%%
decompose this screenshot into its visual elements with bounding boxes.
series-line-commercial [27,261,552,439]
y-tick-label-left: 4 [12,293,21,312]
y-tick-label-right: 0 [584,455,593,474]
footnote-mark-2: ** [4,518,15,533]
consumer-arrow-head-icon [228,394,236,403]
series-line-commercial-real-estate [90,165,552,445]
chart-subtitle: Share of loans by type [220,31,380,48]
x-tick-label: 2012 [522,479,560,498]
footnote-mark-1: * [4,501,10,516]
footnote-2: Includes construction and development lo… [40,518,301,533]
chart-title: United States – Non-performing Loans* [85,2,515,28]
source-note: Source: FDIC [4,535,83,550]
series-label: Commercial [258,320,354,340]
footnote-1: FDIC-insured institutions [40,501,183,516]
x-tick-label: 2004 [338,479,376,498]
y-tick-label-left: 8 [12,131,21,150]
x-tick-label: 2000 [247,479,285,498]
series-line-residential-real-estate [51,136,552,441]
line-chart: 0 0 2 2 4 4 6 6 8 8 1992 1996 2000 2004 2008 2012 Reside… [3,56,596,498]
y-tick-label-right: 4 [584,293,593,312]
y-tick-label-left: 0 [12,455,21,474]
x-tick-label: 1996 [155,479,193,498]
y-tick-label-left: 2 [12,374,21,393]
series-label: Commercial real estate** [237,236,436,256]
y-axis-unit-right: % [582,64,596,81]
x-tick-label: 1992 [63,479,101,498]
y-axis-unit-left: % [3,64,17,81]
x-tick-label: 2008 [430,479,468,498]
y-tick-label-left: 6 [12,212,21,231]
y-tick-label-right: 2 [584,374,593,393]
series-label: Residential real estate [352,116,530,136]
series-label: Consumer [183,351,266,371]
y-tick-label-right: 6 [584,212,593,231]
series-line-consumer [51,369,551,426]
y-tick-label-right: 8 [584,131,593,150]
%%
• Aim: Rewrite all the records above, switching each "series-label" to "legend-label" and leaving every other character unchanged.

• Correct answer:
decompose this screenshot into its visual elements with bounding boxes.
series-line-commercial [27,261,552,439]
y-tick-label-left: 4 [12,293,21,312]
y-tick-label-right: 0 [584,455,593,474]
footnote-mark-2: ** [4,518,15,533]
consumer-arrow-head-icon [228,394,236,403]
series-line-commercial-real-estate [90,165,552,445]
chart-subtitle: Share of loans by type [220,31,380,48]
x-tick-label: 2012 [522,479,560,498]
footnote-mark-1: * [4,501,10,516]
footnote-2: Includes construction and development lo… [40,518,301,533]
chart-title: United States – Non-performing Loans* [85,2,515,28]
source-note: Source: FDIC [4,535,83,550]
legend-label: Commercial [258,320,354,340]
footnote-1: FDIC-insured institutions [40,501,183,516]
x-tick-label: 2004 [338,479,376,498]
y-tick-label-left: 8 [12,131,21,150]
x-tick-label: 2000 [247,479,285,498]
series-line-residential-real-estate [51,136,552,441]
line-chart: 0 0 2 2 4 4 6 6 8 8 1992 1996 2000 2004 2008 2012 Reside… [3,56,596,498]
y-tick-label-right: 4 [584,293,593,312]
y-tick-label-left: 0 [12,455,21,474]
x-tick-label: 1996 [155,479,193,498]
y-tick-label-left: 2 [12,374,21,393]
legend-label: Commercial real estate** [237,236,436,256]
y-axis-unit-right: % [582,64,596,81]
x-tick-label: 1992 [63,479,101,498]
y-axis-unit-left: % [3,64,17,81]
x-tick-label: 2008 [430,479,468,498]
y-tick-label-left: 6 [12,212,21,231]
y-tick-label-right: 2 [584,374,593,393]
legend-label: Residential real estate [352,116,530,136]
legend-label: Consumer [183,351,266,371]
y-tick-label-right: 6 [584,212,593,231]
series-line-consumer [51,369,551,426]
y-tick-label-right: 8 [584,131,593,150]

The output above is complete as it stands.